(Stored entries)
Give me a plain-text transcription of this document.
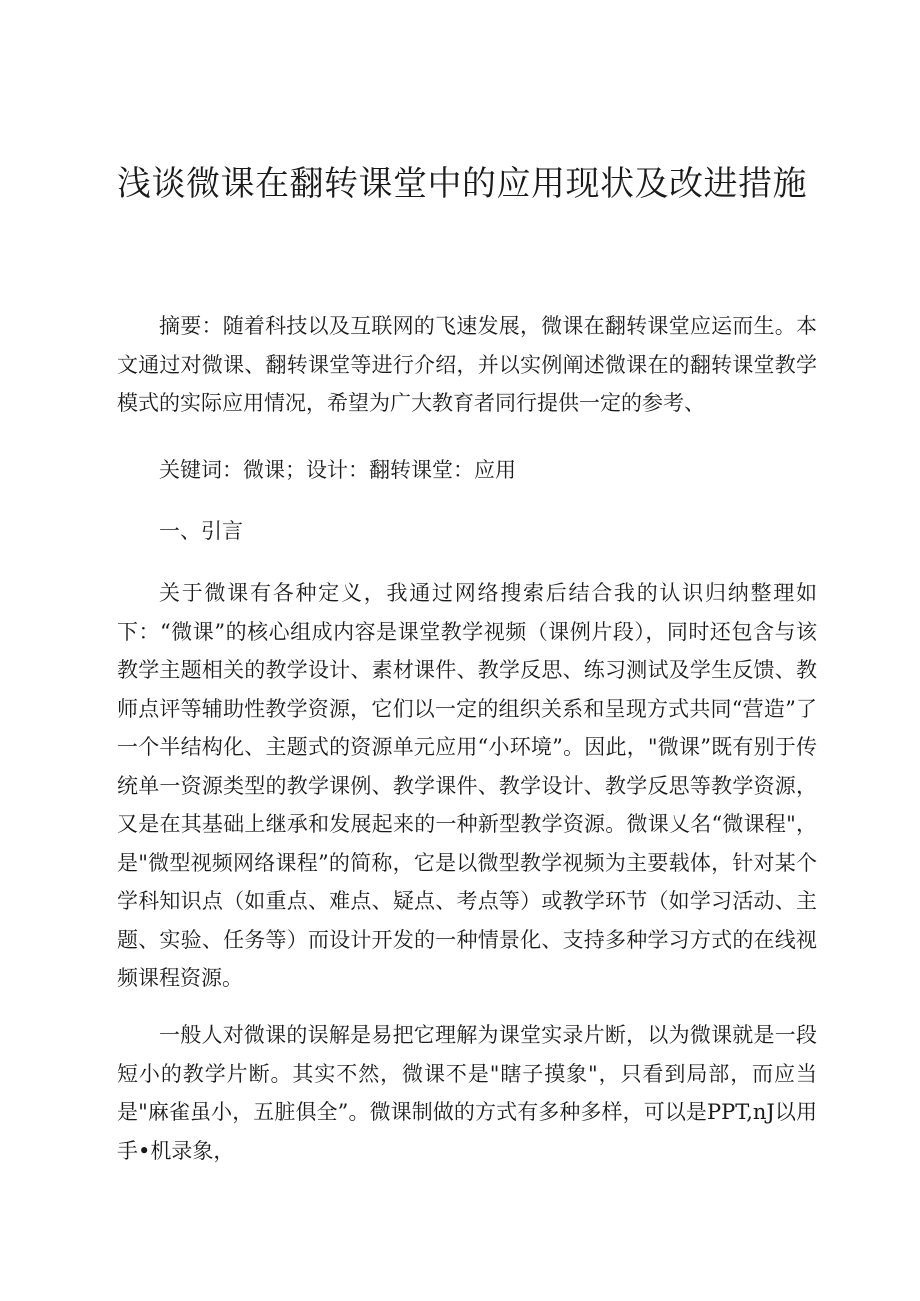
浅谈微课在翻转课堂中的应用现状及改进措施

摘要：随着科技以及互联网的飞速发展，微课在翻转课堂应运而生。本文通过对微课、翻转课堂等进行介绍，并以实例阐述微课在的翻转课堂教学模式的实际应用情况，希望为广大教育者同行提供一定的参考、

关键词：微课；设计：翻转课堂：应用

一、引言

关于微课有各种定义，我通过网络搜索后结合我的认识归纳整理如下：“微课”的核心组成内容是课堂教学视频（课例片段），同时还包含与该教学主题相关的教学设计、素材课件、教学反思、练习测试及学生反馈、教师点评等辅助性教学资源，它们以一定的组织关系和呈现方式共同“营造”了一个半结构化、主题式的资源单元应用“小环境”。因此，"微课”既有别于传统单一资源类型的教学课例、教学课件、教学设计、教学反思等教学资源，又是在其基础上继承和发展起来的一种新型教学资源。微课乂名“微课程"，是"微型视频网络课程”的简称，它是以微型教学视频为主要载体，针对某个学科知识点（如重点、难点、疑点、考点等）或教学环节（如学习活动、主题、实验、任务等）而设计开发的一种情景化、支持多种学习方式的在线视频课程资源。

一般人对微课的误解是易把它理解为课堂实录片断，以为微课就是一段短小的教学片断。其实不然，微课不是"瞎子摸象"，只看到局部，而应当是"麻雀虽小，五脏俱全”。微课制做的方式有多种多样，可以是PPT,nJ以用手•机录象，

### WHAT YOU ARE ASKED TO DO
Return each line from the material above exactly, but not the pictures.

### SOLUTION
Give me a plain-text transcription of this document.
浅谈微课在翻转课堂中的应用现状及改进措施

摘要：随着科技以及互联网的飞速发展，微课在翻转课堂应运而生。本文通过对微课、翻转课堂等进行介绍，并以实例阐述微课在的翻转课堂教学模式的实际应用情况，希望为广大教育者同行提供一定的参考、

关键词：微课；设计：翻转课堂：应用

一、引言

关于微课有各种定义，我通过网络搜索后结合我的认识归纳整理如下：“微课”的核心组成内容是课堂教学视频（课例片段），同时还包含与该教学主题相关的教学设计、素材课件、教学反思、练习测试及学生反馈、教师点评等辅助性教学资源，它们以一定的组织关系和呈现方式共同“营造”了一个半结构化、主题式的资源单元应用“小环境”。因此，"微课”既有别于传统单一资源类型的教学课例、教学课件、教学设计、教学反思等教学资源，又是在其基础上继承和发展起来的一种新型教学资源。微课乂名“微课程"，是"微型视频网络课程”的简称，它是以微型教学视频为主要载体，针对某个学科知识点（如重点、难点、疑点、考点等）或教学环节（如学习活动、主题、实验、任务等）而设计开发的一种情景化、支持多种学习方式的在线视频课程资源。

一般人对微课的误解是易把它理解为课堂实录片断，以为微课就是一段短小的教学片断。其实不然，微课不是"瞎子摸象"，只看到局部，而应当是"麻雀虽小，五脏俱全”。微课制做的方式有多种多样，可以是PPT,nJ以用手•机录象，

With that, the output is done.